## Your goal:
Transcribe the following lines verbatim, omitting any pictures from your reply.

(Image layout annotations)
-*-

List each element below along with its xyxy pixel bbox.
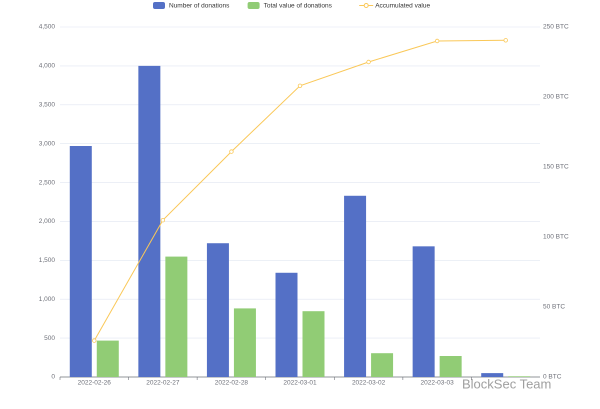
bar [371, 353, 394, 377]
y-tick-label: 3,500 [39, 101, 56, 108]
y2-tick-label: 50 BTC [543, 304, 565, 311]
watermark: BlockSec Team [462, 376, 551, 391]
bar [275, 272, 298, 377]
line-point [297, 83, 303, 88]
line-point [434, 38, 440, 44]
bar [138, 65, 161, 377]
line-point [229, 149, 234, 154]
y-tick-label: 1,000 [39, 296, 56, 303]
y2-tick-label: 250 BTC [543, 24, 569, 31]
x-tick-label: 2022-03-03 [421, 380, 455, 387]
bar [96, 340, 119, 377]
legend-swatch [363, 3, 369, 8]
y-tick-label: 2,500 [39, 179, 56, 186]
bar [165, 256, 188, 377]
x-tick-label: 2022-02-27 [146, 380, 180, 387]
y2-tick-label: 0 BTC [543, 374, 562, 381]
line-point [366, 59, 371, 65]
line-point [160, 217, 166, 223]
line-point [503, 38, 508, 43]
y-tick-label: 3,000 [39, 140, 56, 147]
bar [481, 373, 504, 377]
y2-tick-label: 150 BTC [543, 164, 569, 171]
y-tick-label: 500 [44, 335, 55, 342]
x-tick-label: 2022-02-28 [215, 380, 249, 387]
bar [302, 311, 325, 377]
bar [206, 243, 229, 377]
y-tick-label: 2,000 [39, 218, 56, 225]
bar [344, 195, 367, 377]
legend-label: Accumulated value [375, 3, 430, 10]
y-tick-label: 4,000 [39, 63, 56, 70]
legend: Number of donations Total value of donati… [153, 2, 431, 10]
y2-tick-label: 100 BTC [543, 234, 569, 241]
legend-label: Total value of donations [264, 3, 333, 10]
y2-tick-label: 200 BTC [543, 94, 569, 101]
x-tick-label: 2022-03-01 [283, 380, 317, 387]
bar [508, 376, 531, 377]
legend-swatch [153, 2, 165, 9]
x-tick-label: 2022-03-02 [352, 380, 386, 387]
y-tick-label: 4,500 [39, 24, 56, 31]
x-tick-label: 2022-02-26 [78, 380, 112, 387]
bar [69, 146, 92, 377]
bar [233, 308, 256, 377]
line-point [92, 338, 97, 343]
y-tick-label: 1,500 [39, 257, 56, 264]
legend-swatch [247, 2, 260, 9]
bar [412, 246, 435, 377]
legend-label: Number of donations [169, 3, 230, 10]
y-tick-label: 0 [51, 374, 55, 381]
bar [439, 356, 462, 377]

-*-

## Completed task:
List each element below along with its xyxy pixel bbox.
bar [371, 353, 394, 377]
y-tick-label: 3,500 [39, 101, 56, 108]
y2-tick-label: 50 BTC [543, 304, 565, 311]
watermark: BlockSec Team [462, 376, 551, 391]
bar [275, 272, 298, 377]
line-point [297, 83, 303, 88]
line-point [434, 38, 440, 44]
bar [138, 65, 161, 377]
line-point [229, 149, 234, 154]
y-tick-label: 1,000 [39, 296, 56, 303]
y2-tick-label: 250 BTC [543, 24, 569, 31]
x-tick-label: 2022-03-03 [421, 380, 455, 387]
bar [96, 340, 119, 377]
legend-swatch [363, 3, 369, 8]
y-tick-label: 2,500 [39, 179, 56, 186]
bar [165, 256, 188, 377]
x-tick-label: 2022-02-27 [146, 380, 180, 387]
y2-tick-label: 0 BTC [543, 374, 562, 381]
line-point [366, 59, 371, 65]
line-point [160, 217, 166, 223]
line-point [503, 38, 508, 43]
y-tick-label: 3,000 [39, 140, 56, 147]
bar [481, 373, 504, 377]
y2-tick-label: 150 BTC [543, 164, 569, 171]
y-tick-label: 500 [44, 335, 55, 342]
x-tick-label: 2022-02-28 [215, 380, 249, 387]
bar [302, 311, 325, 377]
bar [206, 243, 229, 377]
y-tick-label: 2,000 [39, 218, 56, 225]
bar [344, 195, 367, 377]
legend-label: Accumulated value [375, 3, 430, 10]
y-tick-label: 4,000 [39, 63, 56, 70]
legend: Number of donations Total value of donati… [153, 2, 431, 10]
y2-tick-label: 100 BTC [543, 234, 569, 241]
legend-label: Total value of donations [264, 3, 333, 10]
y2-tick-label: 200 BTC [543, 94, 569, 101]
x-tick-label: 2022-03-01 [283, 380, 317, 387]
bar [508, 376, 531, 377]
legend-swatch [153, 2, 165, 9]
x-tick-label: 2022-03-02 [352, 380, 386, 387]
y-tick-label: 4,500 [39, 24, 56, 31]
x-tick-label: 2022-02-26 [78, 380, 112, 387]
bar [69, 146, 92, 377]
bar [233, 308, 256, 377]
line-point [92, 338, 97, 343]
y-tick-label: 1,500 [39, 257, 56, 264]
legend-swatch [247, 2, 260, 9]
bar [412, 246, 435, 377]
legend-label: Number of donations [169, 3, 230, 10]
y-tick-label: 0 [51, 374, 55, 381]
bar [439, 356, 462, 377]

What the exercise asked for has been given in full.